YOUR TASK -> Copy out all of the material exactly as presented.

━━━━━━

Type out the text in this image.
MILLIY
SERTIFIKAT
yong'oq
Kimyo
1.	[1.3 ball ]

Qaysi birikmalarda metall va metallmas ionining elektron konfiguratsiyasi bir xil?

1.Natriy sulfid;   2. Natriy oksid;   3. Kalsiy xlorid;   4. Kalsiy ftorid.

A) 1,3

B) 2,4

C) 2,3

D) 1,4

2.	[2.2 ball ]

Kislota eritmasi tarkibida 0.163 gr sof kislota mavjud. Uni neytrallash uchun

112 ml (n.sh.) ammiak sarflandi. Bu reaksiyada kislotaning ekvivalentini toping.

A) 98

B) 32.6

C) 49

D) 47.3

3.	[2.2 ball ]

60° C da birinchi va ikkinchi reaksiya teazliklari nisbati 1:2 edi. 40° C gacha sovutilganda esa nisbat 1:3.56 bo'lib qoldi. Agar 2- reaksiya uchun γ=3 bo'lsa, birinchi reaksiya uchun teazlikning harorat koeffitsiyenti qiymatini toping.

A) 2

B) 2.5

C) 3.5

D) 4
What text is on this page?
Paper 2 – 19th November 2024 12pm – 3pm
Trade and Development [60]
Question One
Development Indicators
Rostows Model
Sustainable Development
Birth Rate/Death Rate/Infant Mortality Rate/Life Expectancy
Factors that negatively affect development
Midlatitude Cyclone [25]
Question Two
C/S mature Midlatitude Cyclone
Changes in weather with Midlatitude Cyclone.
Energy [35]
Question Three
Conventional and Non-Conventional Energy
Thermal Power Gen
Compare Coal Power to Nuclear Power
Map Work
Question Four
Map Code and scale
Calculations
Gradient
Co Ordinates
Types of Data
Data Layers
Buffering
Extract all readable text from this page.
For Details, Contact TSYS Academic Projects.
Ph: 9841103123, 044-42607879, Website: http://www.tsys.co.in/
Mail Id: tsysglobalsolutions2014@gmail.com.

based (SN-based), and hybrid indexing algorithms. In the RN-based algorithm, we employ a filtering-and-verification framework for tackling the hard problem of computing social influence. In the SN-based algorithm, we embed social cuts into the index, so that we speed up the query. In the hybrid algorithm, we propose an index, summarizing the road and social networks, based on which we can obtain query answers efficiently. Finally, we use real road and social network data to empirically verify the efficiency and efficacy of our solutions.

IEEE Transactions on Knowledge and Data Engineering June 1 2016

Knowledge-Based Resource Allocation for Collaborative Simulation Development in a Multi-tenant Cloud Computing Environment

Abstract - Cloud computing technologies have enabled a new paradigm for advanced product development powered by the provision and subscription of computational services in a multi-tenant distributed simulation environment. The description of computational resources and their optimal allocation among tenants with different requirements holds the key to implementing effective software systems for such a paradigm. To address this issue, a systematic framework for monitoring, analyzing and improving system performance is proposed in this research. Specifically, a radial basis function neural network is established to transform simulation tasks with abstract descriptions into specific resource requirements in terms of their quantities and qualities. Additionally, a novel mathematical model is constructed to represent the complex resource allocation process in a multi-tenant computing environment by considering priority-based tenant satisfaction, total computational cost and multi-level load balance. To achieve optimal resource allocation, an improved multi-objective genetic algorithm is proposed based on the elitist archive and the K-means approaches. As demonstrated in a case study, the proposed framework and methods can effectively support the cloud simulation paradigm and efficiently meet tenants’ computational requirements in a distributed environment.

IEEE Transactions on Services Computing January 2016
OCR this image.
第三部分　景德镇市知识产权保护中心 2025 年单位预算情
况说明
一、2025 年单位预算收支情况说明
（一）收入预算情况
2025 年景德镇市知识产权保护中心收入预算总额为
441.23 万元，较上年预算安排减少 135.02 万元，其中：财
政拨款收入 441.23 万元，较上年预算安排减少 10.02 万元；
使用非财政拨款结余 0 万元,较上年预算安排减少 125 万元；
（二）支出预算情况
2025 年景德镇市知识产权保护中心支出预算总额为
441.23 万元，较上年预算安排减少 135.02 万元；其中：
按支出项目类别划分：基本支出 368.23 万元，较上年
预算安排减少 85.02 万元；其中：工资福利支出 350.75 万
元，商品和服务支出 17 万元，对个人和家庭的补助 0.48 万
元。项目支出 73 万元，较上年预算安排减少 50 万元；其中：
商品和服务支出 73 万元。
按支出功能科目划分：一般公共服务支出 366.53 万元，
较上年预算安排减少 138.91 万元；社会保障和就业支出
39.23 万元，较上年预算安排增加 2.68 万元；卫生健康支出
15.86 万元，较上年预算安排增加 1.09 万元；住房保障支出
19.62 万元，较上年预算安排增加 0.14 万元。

━━━━━━

EXERCISE ANSWER ->
Type out the text in this image.
MILLIY
SERTIFIKAT
yong'oq
Kimyo
1.	[1.3 ball ]

Qaysi birikmalarda metall va metallmas ionining elektron konfiguratsiyasi bir xil?

1.Natriy sulfid;   2. Natriy oksid;   3. Kalsiy xlorid;   4. Kalsiy ftorid.

A) 1,3

B) 2,4

C) 2,3

D) 1,4

2.	[2.2 ball ]

Kislota eritmasi tarkibida 0.163 gr sof kislota mavjud. Uni neytrallash uchun

112 ml (n.sh.) ammiak sarflandi. Bu reaksiyada kislotaning ekvivalentini toping.

A) 98

B) 32.6

C) 49

D) 47.3

3.	[2.2 ball ]

60° C da birinchi va ikkinchi reaksiya teazliklari nisbati 1:2 edi. 40° C gacha sovutilganda esa nisbat 1:3.56 bo'lib qoldi. Agar 2- reaksiya uchun γ=3 bo'lsa, birinchi reaksiya uchun teazlikning harorat koeffitsiyenti qiymatini toping.

A) 2

B) 2.5

C) 3.5

D) 4
What text is on this page?
Paper 2 – 19th November 2024 12pm – 3pm
Trade and Development [60]
Question One
Development Indicators
Rostows Model
Sustainable Development
Birth Rate/Death Rate/Infant Mortality Rate/Life Expectancy
Factors that negatively affect development
Midlatitude Cyclone [25]
Question Two
C/S mature Midlatitude Cyclone
Changes in weather with Midlatitude Cyclone.
Energy [35]
Question Three
Conventional and Non-Conventional Energy
Thermal Power Gen
Compare Coal Power to Nuclear Power
Map Work
Question Four
Map Code and scale
Calculations
Gradient
Co Ordinates
Types of Data
Data Layers
Buffering
Extract all readable text from this page.
For Details, Contact TSYS Academic Projects.
Ph: 9841103123, 044-42607879, Website: http://www.tsys.co.in/
Mail Id: tsysglobalsolutions2014@gmail.com.

based (SN-based), and hybrid indexing algorithms. In the RN-based algorithm, we employ a filtering-and-verification framework for tackling the hard problem of computing social influence. In the SN-based algorithm, we embed social cuts into the index, so that we speed up the query. In the hybrid algorithm, we propose an index, summarizing the road and social networks, based on which we can obtain query answers efficiently. Finally, we use real road and social network data to empirically verify the efficiency and efficacy of our solutions.

IEEE Transactions on Knowledge and Data Engineering June 1 2016

Knowledge-Based Resource Allocation for Collaborative Simulation Development in a Multi-tenant Cloud Computing Environment

Abstract - Cloud computing technologies have enabled a new paradigm for advanced product development powered by the provision and subscription of computational services in a multi-tenant distributed simulation environment. The description of computational resources and their optimal allocation among tenants with different requirements holds the key to implementing effective software systems for such a paradigm. To address this issue, a systematic framework for monitoring, analyzing and improving system performance is proposed in this research. Specifically, a radial basis function neural network is established to transform simulation tasks with abstract descriptions into specific resource requirements in terms of their quantities and qualities. Additionally, a novel mathematical model is constructed to represent the complex resource allocation process in a multi-tenant computing environment by considering priority-based tenant satisfaction, total computational cost and multi-level load balance. To achieve optimal resource allocation, an improved multi-objective genetic algorithm is proposed based on the elitist archive and the K-means approaches. As demonstrated in a case study, the proposed framework and methods can effectively support the cloud simulation paradigm and efficiently meet tenants’ computational requirements in a distributed environment.

IEEE Transactions on Services Computing January 2016
OCR this image.
第三部分　景德镇市知识产权保护中心 2025 年单位预算情
况说明
一、2025 年单位预算收支情况说明
（一）收入预算情况
2025 年景德镇市知识产权保护中心收入预算总额为
441.23 万元，较上年预算安排减少 135.02 万元，其中：财
政拨款收入 441.23 万元，较上年预算安排减少 10.02 万元；
使用非财政拨款结余 0 万元,较上年预算安排减少 125 万元；
（二）支出预算情况
2025 年景德镇市知识产权保护中心支出预算总额为
441.23 万元，较上年预算安排减少 135.02 万元；其中：
按支出项目类别划分：基本支出 368.23 万元，较上年
预算安排减少 85.02 万元；其中：工资福利支出 350.75 万
元，商品和服务支出 17 万元，对个人和家庭的补助 0.48 万
元。项目支出 73 万元，较上年预算安排减少 50 万元；其中：
商品和服务支出 73 万元。
按支出功能科目划分：一般公共服务支出 366.53 万元，
较上年预算安排减少 138.91 万元；社会保障和就业支出
39.23 万元，较上年预算安排增加 2.68 万元；卫生健康支出
15.86 万元，较上年预算安排增加 1.09 万元；住房保障支出
19.62 万元，较上年预算安排增加 0.14 万元。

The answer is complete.